* _GOAL_: Pull out every line containing the string "this".

* _TASK INPUTS_:
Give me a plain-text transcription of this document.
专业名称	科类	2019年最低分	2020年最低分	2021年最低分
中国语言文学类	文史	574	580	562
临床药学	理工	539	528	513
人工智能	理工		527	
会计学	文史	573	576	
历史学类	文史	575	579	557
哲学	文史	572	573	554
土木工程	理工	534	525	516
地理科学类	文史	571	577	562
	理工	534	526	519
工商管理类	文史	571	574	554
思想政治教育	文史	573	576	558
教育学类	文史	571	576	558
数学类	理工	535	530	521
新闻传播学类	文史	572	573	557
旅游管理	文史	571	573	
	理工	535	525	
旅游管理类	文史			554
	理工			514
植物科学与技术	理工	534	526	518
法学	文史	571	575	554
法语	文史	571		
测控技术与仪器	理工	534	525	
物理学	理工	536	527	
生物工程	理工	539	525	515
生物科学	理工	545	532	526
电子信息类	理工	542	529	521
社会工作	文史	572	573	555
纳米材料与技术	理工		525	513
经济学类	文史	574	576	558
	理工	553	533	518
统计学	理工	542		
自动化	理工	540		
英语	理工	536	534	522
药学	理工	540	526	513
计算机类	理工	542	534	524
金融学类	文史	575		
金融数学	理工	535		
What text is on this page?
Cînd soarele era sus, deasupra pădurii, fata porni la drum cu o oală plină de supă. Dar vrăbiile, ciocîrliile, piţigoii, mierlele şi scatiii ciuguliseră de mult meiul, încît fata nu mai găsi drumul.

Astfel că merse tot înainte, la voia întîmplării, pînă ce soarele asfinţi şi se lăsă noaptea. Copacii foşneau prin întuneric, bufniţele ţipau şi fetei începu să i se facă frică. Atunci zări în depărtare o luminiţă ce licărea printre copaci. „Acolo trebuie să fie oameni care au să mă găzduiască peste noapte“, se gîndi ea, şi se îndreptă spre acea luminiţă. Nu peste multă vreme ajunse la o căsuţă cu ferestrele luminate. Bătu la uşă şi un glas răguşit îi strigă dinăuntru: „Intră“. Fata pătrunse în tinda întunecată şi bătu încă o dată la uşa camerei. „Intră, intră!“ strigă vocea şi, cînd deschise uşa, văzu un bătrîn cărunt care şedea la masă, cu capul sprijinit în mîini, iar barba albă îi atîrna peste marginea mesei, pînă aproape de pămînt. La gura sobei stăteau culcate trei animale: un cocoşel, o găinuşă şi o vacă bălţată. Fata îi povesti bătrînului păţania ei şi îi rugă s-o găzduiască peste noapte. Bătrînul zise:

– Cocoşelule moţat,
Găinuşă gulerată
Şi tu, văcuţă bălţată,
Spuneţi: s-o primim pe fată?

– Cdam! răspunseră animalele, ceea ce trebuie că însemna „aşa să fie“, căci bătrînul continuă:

* _EXERCISE ANSWER_:
Give me a plain-text transcription of this document.
What text is on this page?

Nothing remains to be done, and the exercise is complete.